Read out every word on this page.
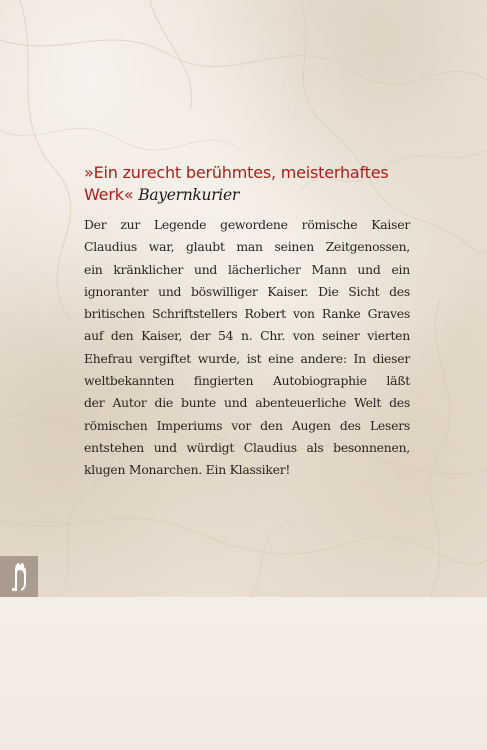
»Ein zurecht berühmtes, meisterhaftes
Werk« Bayernkurier

Der zur Legende gewordene römische Kaiser
Claudius war, glaubt man seinen Zeitgenossen,
ein kränklicher und lächerlicher Mann und ein
ignoranter und böswilliger Kaiser. Die Sicht des
britischen Schriftstellers Robert von Ranke Graves
auf den Kaiser, der 54 n. Chr. von seiner vierten
Ehefrau vergiftet wurde, ist eine andere: In dieser
weltbekannten fingierten Autobiographie läßt
der Autor die bunte und abenteuerliche Welt des
römischen Imperiums vor den Augen des Lesers
entstehen und würdigt Claudius als besonnenen,
klugen Monarchen. Ein Klassiker!
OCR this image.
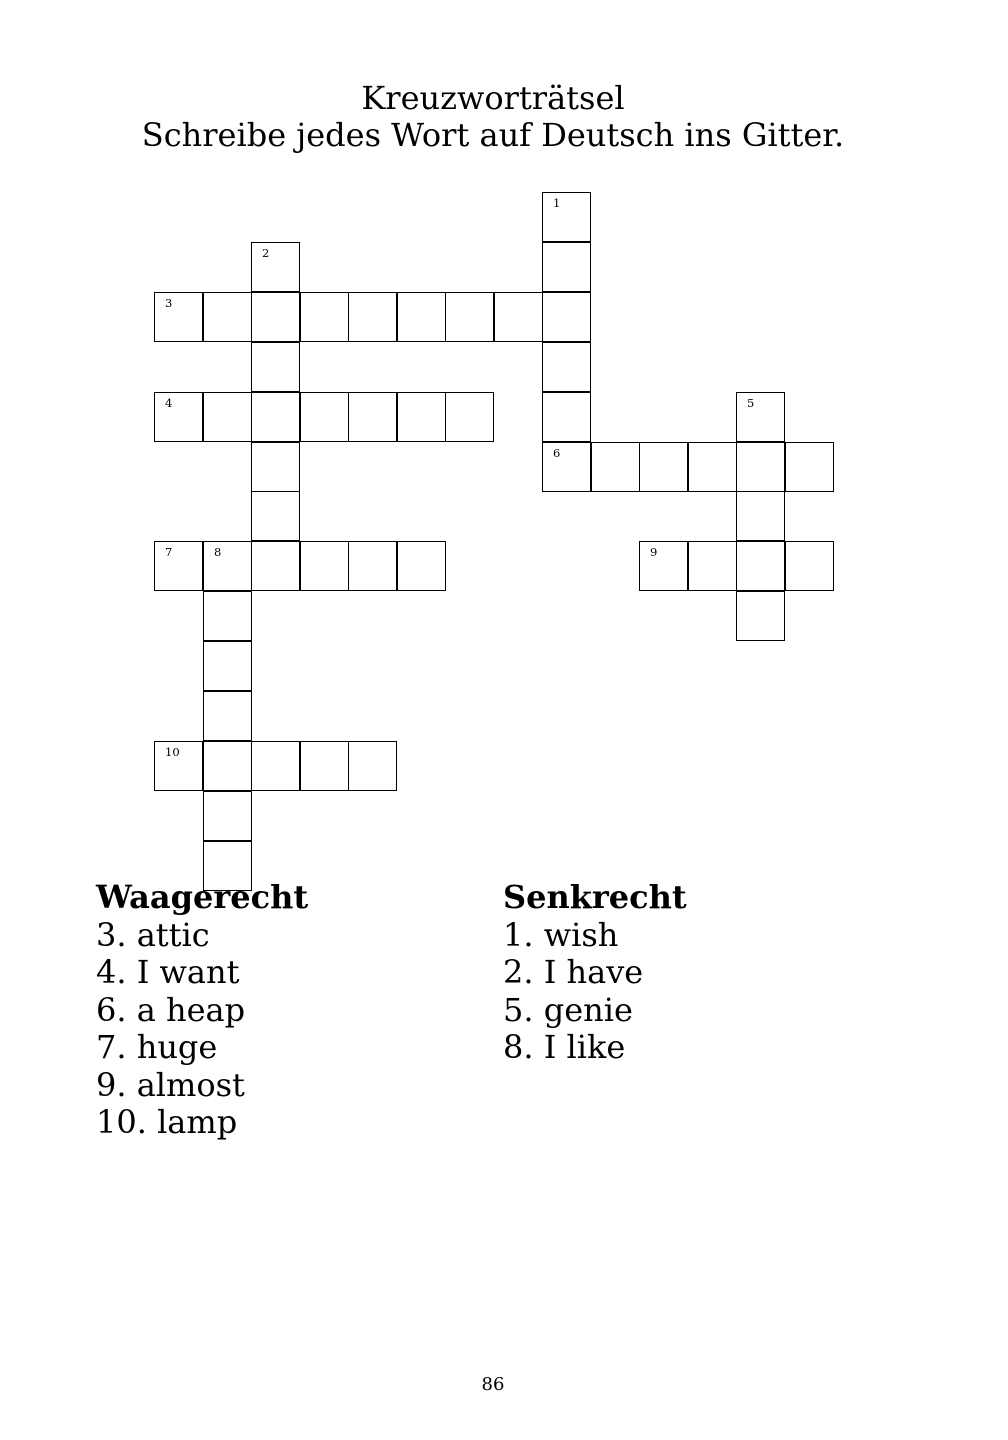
Kreuzworträtsel
Schreibe jedes Wort auf Deutsch ins Gitter.
1
6
2
3
4	5
7	8	9
10
Waagerecht
3. attic
4. I want
6. a heap
7. huge
9. almost
10. lamp
Senkrecht
1. wish
2. I have
5. genie
8. I like
86
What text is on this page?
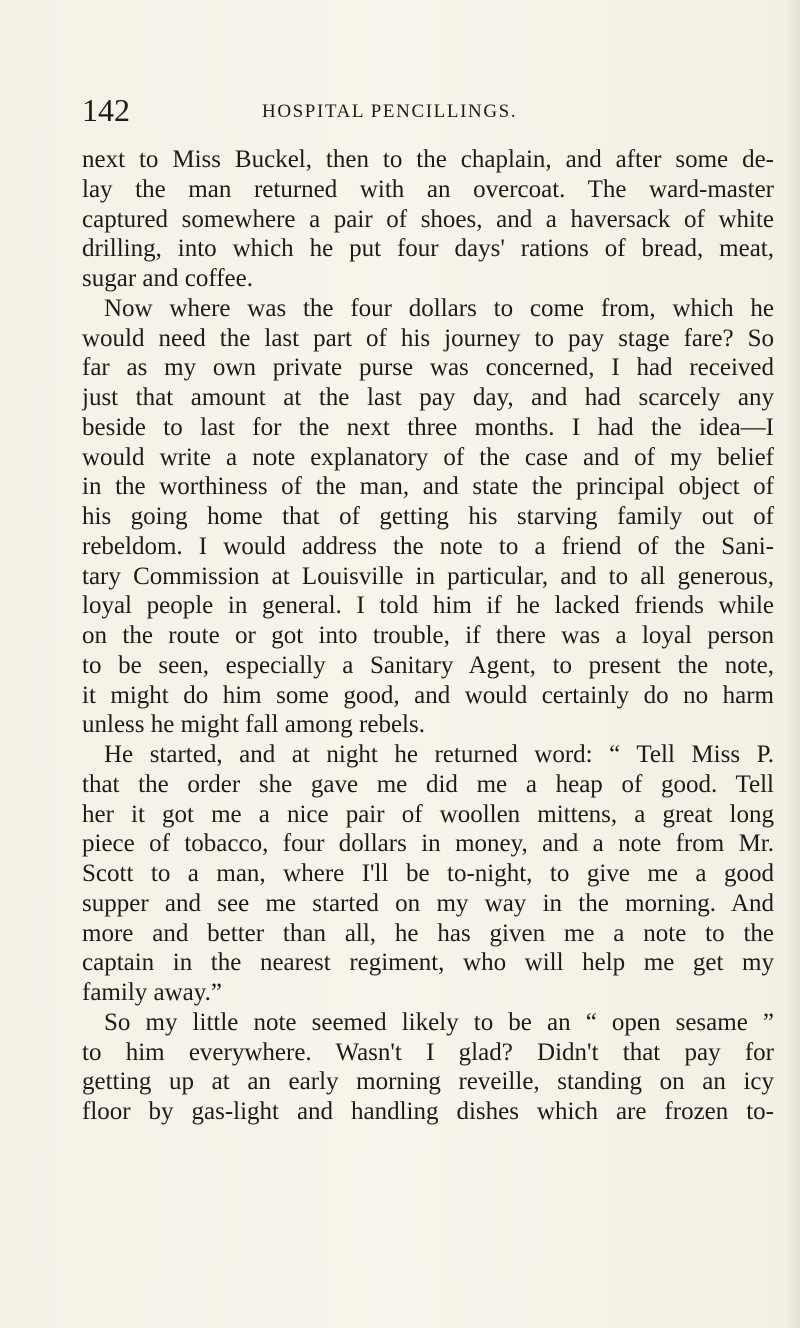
142	HOSPITAL PENCILLINGS.
next to Miss Buckel, then to the chaplain, and after some de-
lay the man returned with an overcoat. The ward-master
captured somewhere a pair of shoes, and a haversack of white
drilling, into which he put four days' rations of bread, meat,
sugar and coffee.
Now where was the four dollars to come from, which he
would need the last part of his journey to pay stage fare? So
far as my own private purse was concerned, I had received
just that amount at the last pay day, and had scarcely any
beside to last for the next three months. I had the idea—I
would write a note explanatory of the case and of my belief
in the worthiness of the man, and state the principal object of
his going home that of getting his starving family out of
rebeldom. I would address the note to a friend of the Sani-
tary Commission at Louisville in particular, and to all generous,
loyal people in general. I told him if he lacked friends while
on the route or got into trouble, if there was a loyal person
to be seen, especially a Sanitary Agent, to present the note,
it might do him some good, and would certainly do no harm
unless he might fall among rebels.
He started, and at night he returned word: “ Tell Miss P.
that the order she gave me did me a heap of good. Tell
her it got me a nice pair of woollen mittens, a great long
piece of tobacco, four dollars in money, and a note from Mr.
Scott to a man, where I'll be to-night, to give me a good
supper and see me started on my way in the morning. And
more and better than all, he has given me a note to the
captain in the nearest regiment, who will help me get my
family away.”
So my little note seemed likely to be an “ open sesame ”
to him everywhere. Wasn't I glad? Didn't that pay for
getting up at an early morning reveille, standing on an icy
floor by gas-light and handling dishes which are frozen to-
▬▬▬
**Stated exercise**:
Report how many lines include the word "returned". Give nothing but the number.

**Task solution**:
2